__WHAT NEEDS TO BE DONE__
Your task is to transcribe all of the records exactly and leave out the pictures.

__RECORD EXCERPTS__
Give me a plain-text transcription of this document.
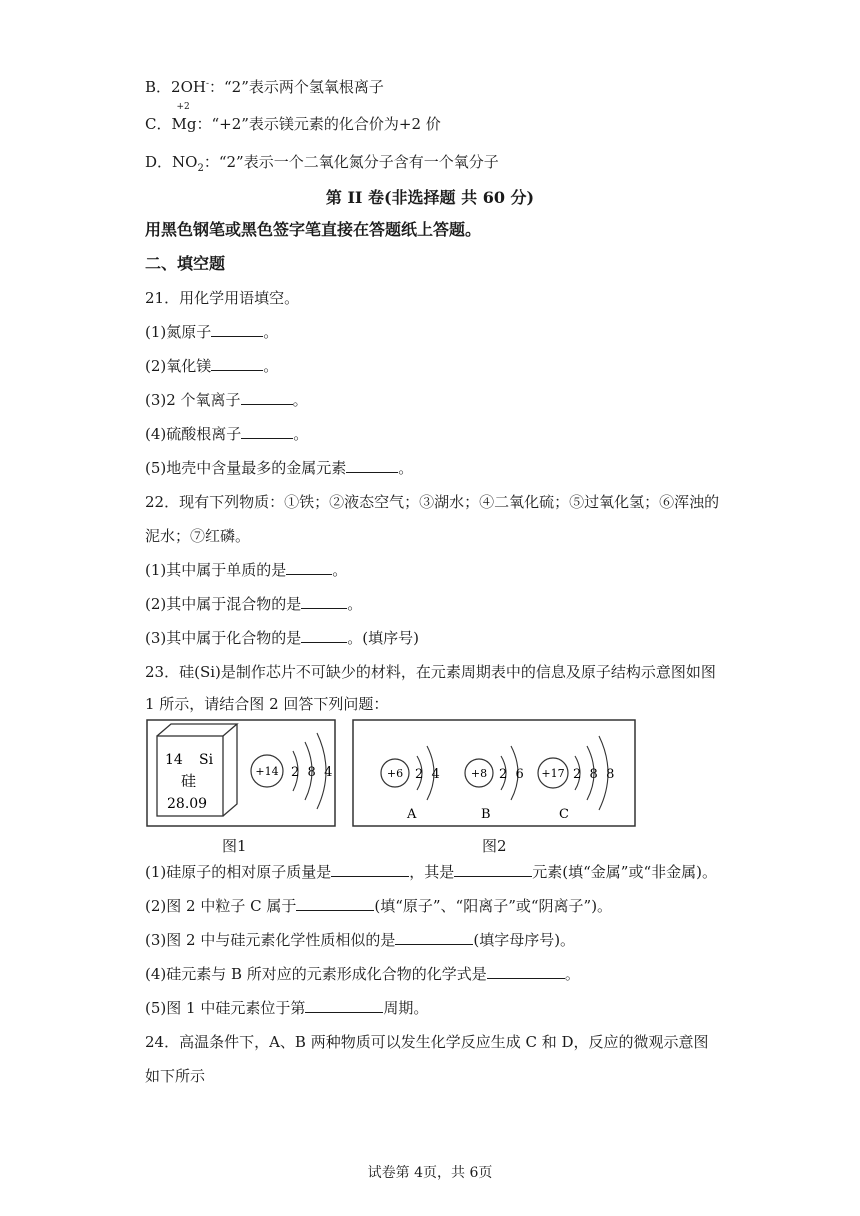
B．2OH-：“2”表示两个氢氧根离子
C．
+2
Mg：“+2”表示镁元素的化合价为+2 价
D．$NO_2$：“2”表示一个二氧化氮分子含有一个氧分子
第 II 卷(非选择题 共 60 分)
用黑色钢笔或黑色签字笔直接在答题纸上答题。
二、填空题
21．用化学用语填空。
(1)氮原子	。
(2)氧化镁	。
(3)2 个氧离子	。
(4)硫酸根离子	。
(5)地壳中含量最多的金属元素	。
22．现有下列物质：①铁；②液态空气；③湖水；④二氧化硫；⑤过氧化氢；⑥浑浊的
泥水；⑦红磷。
(1)其中属于单质的是	。
(2)其中属于混合物的是	。
(3)其中属于化合物的是	。(填序号)
23．硅(Si)是制作芯片不可缺少的材料，在元素周期表中的信息及原子结构示意图如图
1 所示，请结合图 2 回答下列问题：
14 Si
硅
28.09
+14 2  8  4	+6 2  4
A
+8 2  6
B
+17 2  8  8
C
图1	图2
(1)硅原子的相对原子质量是	，其是	元素(填“金属”或“非金属)。
(2)图 2 中粒子 C 属于	(填“原子”、“阳离子”或“阴离子”)。
(3)图 2 中与硅元素化学性质相似的是	(填字母序号)。
(4)硅元素与 B 所对应的元素形成化合物的化学式是	。
(5)图 1 中硅元素位于第	周期。
24．高温条件下，A、B 两种物质可以发生化学反应生成 C 和 D，反应的微观示意图
如下所示
试卷第 4页，共 6页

__RESPONSE BELOW__
Give me a plain-text transcription of this document.
B．2OH-：“2”表示两个氢氧根离子
C．
+2
Mg：“+2”表示镁元素的化合价为+2 价
D．$NO_2$：“2”表示一个二氧化氮分子含有一个氧分子
第 II 卷(非选择题 共 60 分)
用黑色钢笔或黑色签字笔直接在答题纸上答题。
二、填空题
21．用化学用语填空。
(1)氮原子	。
(2)氧化镁	。
(3)2 个氧离子	。
(4)硫酸根离子	。
(5)地壳中含量最多的金属元素	。
22．现有下列物质：①铁；②液态空气；③湖水；④二氧化硫；⑤过氧化氢；⑥浑浊的
泥水；⑦红磷。
(1)其中属于单质的是	。
(2)其中属于混合物的是	。
(3)其中属于化合物的是	。(填序号)
23．硅(Si)是制作芯片不可缺少的材料，在元素周期表中的信息及原子结构示意图如图
1 所示，请结合图 2 回答下列问题：
14 Si
硅
28.09
+14 2  8  4	+6 2  4
A
+8 2  6
B
+17 2  8  8
C
图1	图2
(1)硅原子的相对原子质量是	，其是	元素(填“金属”或“非金属)。
(2)图 2 中粒子 C 属于	(填“原子”、“阳离子”或“阴离子”)。
(3)图 2 中与硅元素化学性质相似的是	(填字母序号)。
(4)硅元素与 B 所对应的元素形成化合物的化学式是	。
(5)图 1 中硅元素位于第	周期。
24．高温条件下，A、B 两种物质可以发生化学反应生成 C 和 D，反应的微观示意图
如下所示
试卷第 4页，共 6页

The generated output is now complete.